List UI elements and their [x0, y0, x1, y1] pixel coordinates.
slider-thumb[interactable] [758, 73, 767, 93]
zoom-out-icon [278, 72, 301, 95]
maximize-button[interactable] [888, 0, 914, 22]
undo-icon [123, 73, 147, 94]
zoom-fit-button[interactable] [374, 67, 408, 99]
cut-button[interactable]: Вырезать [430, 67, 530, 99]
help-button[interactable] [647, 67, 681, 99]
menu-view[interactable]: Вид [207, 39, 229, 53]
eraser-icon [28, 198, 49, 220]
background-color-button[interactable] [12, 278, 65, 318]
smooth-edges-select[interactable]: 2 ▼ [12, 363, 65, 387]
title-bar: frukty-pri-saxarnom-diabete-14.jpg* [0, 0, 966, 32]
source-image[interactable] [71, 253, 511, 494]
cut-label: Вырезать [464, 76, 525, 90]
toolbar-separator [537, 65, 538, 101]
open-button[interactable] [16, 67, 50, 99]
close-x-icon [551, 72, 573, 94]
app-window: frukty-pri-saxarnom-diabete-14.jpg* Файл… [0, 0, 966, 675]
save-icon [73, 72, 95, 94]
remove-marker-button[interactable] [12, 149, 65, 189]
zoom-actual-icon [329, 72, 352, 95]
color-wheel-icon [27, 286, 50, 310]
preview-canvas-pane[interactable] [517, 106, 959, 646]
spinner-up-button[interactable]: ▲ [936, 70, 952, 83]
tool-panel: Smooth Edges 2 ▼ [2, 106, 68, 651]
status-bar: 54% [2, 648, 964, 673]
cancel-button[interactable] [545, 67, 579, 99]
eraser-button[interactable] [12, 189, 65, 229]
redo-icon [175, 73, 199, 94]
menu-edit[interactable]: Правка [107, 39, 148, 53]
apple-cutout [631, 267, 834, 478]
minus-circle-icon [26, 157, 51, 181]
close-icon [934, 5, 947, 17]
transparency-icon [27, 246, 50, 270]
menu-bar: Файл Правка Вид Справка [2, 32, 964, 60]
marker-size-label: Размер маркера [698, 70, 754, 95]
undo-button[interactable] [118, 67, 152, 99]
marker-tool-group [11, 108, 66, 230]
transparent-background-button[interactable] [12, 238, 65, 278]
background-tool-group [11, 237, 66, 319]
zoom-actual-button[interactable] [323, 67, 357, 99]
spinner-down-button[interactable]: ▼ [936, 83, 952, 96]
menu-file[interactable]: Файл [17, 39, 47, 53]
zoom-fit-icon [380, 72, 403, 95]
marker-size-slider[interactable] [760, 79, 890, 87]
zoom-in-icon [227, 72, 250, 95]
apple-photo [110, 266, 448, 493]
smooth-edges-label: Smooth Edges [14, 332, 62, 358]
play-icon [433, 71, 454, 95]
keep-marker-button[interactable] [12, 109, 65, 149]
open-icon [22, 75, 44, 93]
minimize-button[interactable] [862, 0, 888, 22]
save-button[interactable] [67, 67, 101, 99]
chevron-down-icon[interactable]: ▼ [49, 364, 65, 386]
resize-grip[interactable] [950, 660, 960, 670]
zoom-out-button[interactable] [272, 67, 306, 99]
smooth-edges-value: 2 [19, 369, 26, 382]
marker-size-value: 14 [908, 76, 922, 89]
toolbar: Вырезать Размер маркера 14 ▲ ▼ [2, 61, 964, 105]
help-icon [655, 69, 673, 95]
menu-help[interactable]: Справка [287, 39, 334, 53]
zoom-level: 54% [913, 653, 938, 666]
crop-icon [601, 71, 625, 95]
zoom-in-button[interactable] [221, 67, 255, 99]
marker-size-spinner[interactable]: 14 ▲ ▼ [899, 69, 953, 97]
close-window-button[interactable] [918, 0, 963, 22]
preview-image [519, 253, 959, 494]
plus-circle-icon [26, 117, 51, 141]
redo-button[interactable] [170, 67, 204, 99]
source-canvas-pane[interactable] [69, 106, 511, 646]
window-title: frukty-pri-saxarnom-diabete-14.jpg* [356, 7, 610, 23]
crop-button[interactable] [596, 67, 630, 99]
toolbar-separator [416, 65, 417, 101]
────────────────────────────────────────
Directions for this task ->
Rewrite every line of the entries above as a numbered list, dropping any blank lines.

Final result ->
1. List UI elements and their [x0, y0, x1, y1] pixel coordinates.
2. slider-thumb[interactable] [758, 73, 767, 93]
3. zoom-out-icon [278, 72, 301, 95]
4. maximize-button[interactable] [888, 0, 914, 22]
5. undo-icon [123, 73, 147, 94]
6. zoom-fit-button[interactable] [374, 67, 408, 99]
7. cut-button[interactable]: Вырезать [430, 67, 530, 99]
8. help-button[interactable] [647, 67, 681, 99]
9. menu-view[interactable]: Вид [207, 39, 229, 53]
10. eraser-icon [28, 198, 49, 220]
11. background-color-button[interactable] [12, 278, 65, 318]
12. smooth-edges-select[interactable]: 2 ▼ [12, 363, 65, 387]
13. title-bar: frukty-pri-saxarnom-diabete-14.jpg* [0, 0, 966, 32]
14. source-image[interactable] [71, 253, 511, 494]
15. cut-label: Вырезать [464, 76, 525, 90]
16. toolbar-separator [537, 65, 538, 101]
17. open-button[interactable] [16, 67, 50, 99]
18. close-x-icon [551, 72, 573, 94]
19. app-window: frukty-pri-saxarnom-diabete-14.jpg* Файл… [0, 0, 966, 675]
20. save-icon [73, 72, 95, 94]
21. remove-marker-button[interactable] [12, 149, 65, 189]
22. zoom-actual-icon [329, 72, 352, 95]
23. color-wheel-icon [27, 286, 50, 310]
24. preview-canvas-pane[interactable] [517, 106, 959, 646]
25. spinner-up-button[interactable]: ▲ [936, 70, 952, 83]
26. tool-panel: Smooth Edges 2 ▼ [2, 106, 68, 651]
27. status-bar: 54% [2, 648, 964, 673]
28. cancel-button[interactable] [545, 67, 579, 99]
29. eraser-button[interactable] [12, 189, 65, 229]
30. redo-icon [175, 73, 199, 94]
31. menu-edit[interactable]: Правка [107, 39, 148, 53]
32. apple-cutout [631, 267, 834, 478]
33. minus-circle-icon [26, 157, 51, 181]
34. close-icon [934, 5, 947, 17]
35. transparency-icon [27, 246, 50, 270]
36. menu-bar: Файл Правка Вид Справка [2, 32, 964, 60]
37. marker-size-label: Размер маркера [698, 70, 754, 95]
38. undo-button[interactable] [118, 67, 152, 99]
39. marker-tool-group [11, 108, 66, 230]
40. transparent-background-button[interactable] [12, 238, 65, 278]
41. background-tool-group [11, 237, 66, 319]
42. zoom-actual-button[interactable] [323, 67, 357, 99]
43. spinner-down-button[interactable]: ▼ [936, 83, 952, 96]
44. menu-file[interactable]: Файл [17, 39, 47, 53]
45. zoom-fit-icon [380, 72, 403, 95]
46. marker-size-slider[interactable] [760, 79, 890, 87]
47. zoom-in-icon [227, 72, 250, 95]
48. apple-photo [110, 266, 448, 493]
49. smooth-edges-label: Smooth Edges [14, 332, 62, 358]
50. play-icon [433, 71, 454, 95]
51. keep-marker-button[interactable] [12, 109, 65, 149]
52. open-icon [22, 75, 44, 93]
53. minimize-button[interactable] [862, 0, 888, 22]
54. save-button[interactable] [67, 67, 101, 99]
55. chevron-down-icon[interactable]: ▼ [49, 364, 65, 386]
56. resize-grip[interactable] [950, 660, 960, 670]
57. zoom-out-button[interactable] [272, 67, 306, 99]
58. smooth-edges-value: 2 [19, 369, 26, 382]
59. marker-size-value: 14 [908, 76, 922, 89]
60. toolbar: Вырезать Размер маркера 14 ▲ ▼ [2, 61, 964, 105]
61. help-icon [655, 69, 673, 95]
62. menu-help[interactable]: Справка [287, 39, 334, 53]
63. zoom-level: 54% [913, 653, 938, 666]
64. crop-icon [601, 71, 625, 95]
65. zoom-in-button[interactable] [221, 67, 255, 99]
66. marker-size-spinner[interactable]: 14 ▲ ▼ [899, 69, 953, 97]
67. close-window-button[interactable] [918, 0, 963, 22]
68. preview-image [519, 253, 959, 494]
69. plus-circle-icon [26, 117, 51, 141]
70. redo-button[interactable] [170, 67, 204, 99]
71. source-canvas-pane[interactable] [69, 106, 511, 646]
72. window-title: frukty-pri-saxarnom-diabete-14.jpg* [356, 7, 610, 23]
73. crop-button[interactable] [596, 67, 630, 99]
74. toolbar-separator [416, 65, 417, 101]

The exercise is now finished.